What to produce
Check each line for the word "emails" and give how many have it. Say nothing else.

Entries with figure data
^^^^

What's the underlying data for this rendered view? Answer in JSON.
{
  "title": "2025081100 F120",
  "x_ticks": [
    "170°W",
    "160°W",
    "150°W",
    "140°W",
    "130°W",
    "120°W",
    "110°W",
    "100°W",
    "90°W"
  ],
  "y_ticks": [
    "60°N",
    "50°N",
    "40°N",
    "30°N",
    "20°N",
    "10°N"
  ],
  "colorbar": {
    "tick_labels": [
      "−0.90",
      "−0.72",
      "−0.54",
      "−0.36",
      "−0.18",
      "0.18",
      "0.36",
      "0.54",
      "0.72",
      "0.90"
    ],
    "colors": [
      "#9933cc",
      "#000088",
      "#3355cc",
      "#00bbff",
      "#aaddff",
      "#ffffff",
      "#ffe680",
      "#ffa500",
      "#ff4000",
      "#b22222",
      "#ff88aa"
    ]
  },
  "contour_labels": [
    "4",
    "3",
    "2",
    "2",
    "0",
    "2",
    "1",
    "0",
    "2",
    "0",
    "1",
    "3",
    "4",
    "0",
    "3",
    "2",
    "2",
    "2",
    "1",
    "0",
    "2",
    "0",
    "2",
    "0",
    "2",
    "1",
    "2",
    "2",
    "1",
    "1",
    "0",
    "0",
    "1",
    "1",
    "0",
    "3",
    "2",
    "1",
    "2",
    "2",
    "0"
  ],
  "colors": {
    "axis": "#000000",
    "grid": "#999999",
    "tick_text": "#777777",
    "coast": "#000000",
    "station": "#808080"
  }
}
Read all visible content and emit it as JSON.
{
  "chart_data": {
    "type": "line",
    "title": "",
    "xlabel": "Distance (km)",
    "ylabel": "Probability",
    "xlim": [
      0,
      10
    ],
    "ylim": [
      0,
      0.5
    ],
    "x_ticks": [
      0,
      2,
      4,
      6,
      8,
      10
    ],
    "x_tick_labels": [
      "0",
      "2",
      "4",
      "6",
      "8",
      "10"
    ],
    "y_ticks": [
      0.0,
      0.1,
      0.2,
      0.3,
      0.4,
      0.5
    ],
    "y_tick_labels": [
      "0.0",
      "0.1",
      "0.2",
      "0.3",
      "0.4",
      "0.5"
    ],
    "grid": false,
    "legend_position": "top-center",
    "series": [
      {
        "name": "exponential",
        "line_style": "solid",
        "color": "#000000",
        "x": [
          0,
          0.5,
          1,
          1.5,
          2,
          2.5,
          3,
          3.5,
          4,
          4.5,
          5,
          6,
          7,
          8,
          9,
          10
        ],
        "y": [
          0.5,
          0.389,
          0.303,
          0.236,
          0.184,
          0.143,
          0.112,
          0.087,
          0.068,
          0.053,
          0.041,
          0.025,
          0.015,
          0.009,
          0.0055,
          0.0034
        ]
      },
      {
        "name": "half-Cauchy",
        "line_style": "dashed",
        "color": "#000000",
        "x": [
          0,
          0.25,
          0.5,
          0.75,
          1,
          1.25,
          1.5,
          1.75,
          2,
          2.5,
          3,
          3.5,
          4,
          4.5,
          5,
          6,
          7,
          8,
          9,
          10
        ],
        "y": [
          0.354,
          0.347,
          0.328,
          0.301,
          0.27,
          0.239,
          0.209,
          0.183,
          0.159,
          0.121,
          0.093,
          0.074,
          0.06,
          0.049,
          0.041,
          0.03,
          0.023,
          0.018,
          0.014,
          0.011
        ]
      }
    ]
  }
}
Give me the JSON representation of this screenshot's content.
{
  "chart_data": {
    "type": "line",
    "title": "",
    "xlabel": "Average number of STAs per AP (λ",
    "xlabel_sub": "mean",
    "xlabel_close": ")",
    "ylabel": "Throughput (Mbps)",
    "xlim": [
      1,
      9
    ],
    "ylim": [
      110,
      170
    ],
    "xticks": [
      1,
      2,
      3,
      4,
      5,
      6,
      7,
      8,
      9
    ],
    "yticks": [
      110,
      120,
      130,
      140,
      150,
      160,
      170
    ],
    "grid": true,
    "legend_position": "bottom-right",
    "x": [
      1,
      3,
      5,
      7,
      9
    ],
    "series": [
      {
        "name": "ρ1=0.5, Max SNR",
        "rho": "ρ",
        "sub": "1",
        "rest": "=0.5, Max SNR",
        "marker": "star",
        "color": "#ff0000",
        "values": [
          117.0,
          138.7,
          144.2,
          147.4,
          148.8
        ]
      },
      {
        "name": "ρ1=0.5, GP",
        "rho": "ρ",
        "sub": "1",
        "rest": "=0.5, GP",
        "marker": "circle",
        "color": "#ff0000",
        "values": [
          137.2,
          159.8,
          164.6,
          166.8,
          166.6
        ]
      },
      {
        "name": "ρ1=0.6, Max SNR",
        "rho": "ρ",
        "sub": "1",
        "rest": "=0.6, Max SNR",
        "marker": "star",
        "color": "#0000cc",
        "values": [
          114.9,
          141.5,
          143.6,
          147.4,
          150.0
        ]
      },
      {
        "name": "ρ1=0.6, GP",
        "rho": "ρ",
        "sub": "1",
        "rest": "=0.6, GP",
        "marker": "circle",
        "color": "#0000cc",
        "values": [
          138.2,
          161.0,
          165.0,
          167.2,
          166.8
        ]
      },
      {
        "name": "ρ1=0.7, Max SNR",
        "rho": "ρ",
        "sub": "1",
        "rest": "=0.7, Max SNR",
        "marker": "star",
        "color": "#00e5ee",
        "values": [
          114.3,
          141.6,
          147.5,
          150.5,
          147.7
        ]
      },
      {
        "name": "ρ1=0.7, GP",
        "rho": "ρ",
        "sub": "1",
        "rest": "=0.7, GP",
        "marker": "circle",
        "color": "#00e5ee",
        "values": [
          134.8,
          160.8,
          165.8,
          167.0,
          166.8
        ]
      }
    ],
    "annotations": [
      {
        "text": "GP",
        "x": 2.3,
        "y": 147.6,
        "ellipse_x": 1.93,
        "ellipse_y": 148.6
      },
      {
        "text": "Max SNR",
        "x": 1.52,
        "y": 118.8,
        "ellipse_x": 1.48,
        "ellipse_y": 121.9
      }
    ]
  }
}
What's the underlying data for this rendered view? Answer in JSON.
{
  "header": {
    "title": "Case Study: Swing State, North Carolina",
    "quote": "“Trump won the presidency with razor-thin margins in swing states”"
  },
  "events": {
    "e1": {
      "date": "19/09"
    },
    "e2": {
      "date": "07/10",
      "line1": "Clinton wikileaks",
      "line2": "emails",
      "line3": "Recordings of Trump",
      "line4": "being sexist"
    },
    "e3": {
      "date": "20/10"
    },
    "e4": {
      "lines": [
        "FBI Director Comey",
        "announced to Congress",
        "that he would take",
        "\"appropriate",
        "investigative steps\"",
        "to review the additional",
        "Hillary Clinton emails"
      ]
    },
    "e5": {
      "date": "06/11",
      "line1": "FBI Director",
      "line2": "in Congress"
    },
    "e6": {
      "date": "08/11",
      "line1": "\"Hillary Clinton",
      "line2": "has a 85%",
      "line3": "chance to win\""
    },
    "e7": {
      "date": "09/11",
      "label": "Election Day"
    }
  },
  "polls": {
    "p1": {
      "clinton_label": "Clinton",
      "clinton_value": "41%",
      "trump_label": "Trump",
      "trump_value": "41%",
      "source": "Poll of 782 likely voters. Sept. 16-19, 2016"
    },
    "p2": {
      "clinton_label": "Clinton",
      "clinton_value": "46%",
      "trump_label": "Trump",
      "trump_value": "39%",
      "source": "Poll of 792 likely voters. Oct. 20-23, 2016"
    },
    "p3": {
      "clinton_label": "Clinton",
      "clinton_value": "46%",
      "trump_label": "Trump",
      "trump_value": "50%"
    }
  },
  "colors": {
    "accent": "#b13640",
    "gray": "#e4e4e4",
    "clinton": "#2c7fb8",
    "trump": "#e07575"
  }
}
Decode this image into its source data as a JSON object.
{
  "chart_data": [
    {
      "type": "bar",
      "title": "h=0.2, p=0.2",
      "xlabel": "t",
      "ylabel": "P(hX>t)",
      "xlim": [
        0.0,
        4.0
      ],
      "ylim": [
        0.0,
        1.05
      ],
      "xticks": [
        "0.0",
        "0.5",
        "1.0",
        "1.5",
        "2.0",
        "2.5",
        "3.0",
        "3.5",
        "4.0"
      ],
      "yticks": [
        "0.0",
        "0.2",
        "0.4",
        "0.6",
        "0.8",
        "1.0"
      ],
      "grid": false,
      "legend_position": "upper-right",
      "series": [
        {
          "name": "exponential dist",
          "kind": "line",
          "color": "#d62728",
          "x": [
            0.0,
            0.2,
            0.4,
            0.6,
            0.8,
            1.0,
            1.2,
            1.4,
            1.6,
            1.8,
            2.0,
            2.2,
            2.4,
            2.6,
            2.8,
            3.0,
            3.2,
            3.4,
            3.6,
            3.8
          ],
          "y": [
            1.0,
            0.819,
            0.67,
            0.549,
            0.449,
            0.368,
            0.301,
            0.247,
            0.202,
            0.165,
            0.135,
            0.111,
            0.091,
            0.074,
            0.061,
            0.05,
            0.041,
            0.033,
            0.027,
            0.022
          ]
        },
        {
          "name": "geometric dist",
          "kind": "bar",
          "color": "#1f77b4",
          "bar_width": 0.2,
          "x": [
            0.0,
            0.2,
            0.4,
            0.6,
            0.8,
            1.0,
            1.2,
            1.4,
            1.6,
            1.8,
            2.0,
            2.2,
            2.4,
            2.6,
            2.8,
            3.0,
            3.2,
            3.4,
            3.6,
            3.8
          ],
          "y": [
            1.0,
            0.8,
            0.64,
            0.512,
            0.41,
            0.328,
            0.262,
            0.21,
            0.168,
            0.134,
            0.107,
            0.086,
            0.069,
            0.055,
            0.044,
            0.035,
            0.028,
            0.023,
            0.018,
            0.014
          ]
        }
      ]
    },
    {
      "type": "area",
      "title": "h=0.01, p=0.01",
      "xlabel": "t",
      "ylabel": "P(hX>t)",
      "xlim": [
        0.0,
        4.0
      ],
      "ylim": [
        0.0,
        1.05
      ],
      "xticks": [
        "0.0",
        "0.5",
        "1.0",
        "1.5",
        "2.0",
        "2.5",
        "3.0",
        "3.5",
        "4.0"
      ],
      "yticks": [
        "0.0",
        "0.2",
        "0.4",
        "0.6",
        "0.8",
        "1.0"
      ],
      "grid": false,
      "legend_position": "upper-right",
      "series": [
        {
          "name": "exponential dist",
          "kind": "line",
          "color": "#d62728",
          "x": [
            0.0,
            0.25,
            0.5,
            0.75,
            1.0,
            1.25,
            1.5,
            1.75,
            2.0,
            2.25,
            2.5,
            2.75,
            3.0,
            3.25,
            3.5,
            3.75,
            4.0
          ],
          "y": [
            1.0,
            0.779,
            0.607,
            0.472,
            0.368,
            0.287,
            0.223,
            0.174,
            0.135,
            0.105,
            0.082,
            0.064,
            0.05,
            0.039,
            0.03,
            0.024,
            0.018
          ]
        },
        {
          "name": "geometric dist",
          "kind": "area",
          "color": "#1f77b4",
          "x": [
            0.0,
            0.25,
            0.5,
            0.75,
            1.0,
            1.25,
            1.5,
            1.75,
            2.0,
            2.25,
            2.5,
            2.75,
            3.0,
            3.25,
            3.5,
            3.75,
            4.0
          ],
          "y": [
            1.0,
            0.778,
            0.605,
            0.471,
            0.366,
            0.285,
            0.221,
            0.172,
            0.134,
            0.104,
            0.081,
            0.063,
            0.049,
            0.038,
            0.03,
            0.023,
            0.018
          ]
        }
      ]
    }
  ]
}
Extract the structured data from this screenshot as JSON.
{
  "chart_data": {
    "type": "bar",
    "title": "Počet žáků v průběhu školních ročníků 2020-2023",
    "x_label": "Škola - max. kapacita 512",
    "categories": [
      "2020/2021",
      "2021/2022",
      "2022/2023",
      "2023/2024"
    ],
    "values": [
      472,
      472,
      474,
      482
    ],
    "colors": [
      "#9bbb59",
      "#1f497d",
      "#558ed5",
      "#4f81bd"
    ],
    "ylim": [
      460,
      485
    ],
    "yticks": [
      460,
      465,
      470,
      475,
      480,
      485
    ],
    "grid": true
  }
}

^^^^

Answer in full
2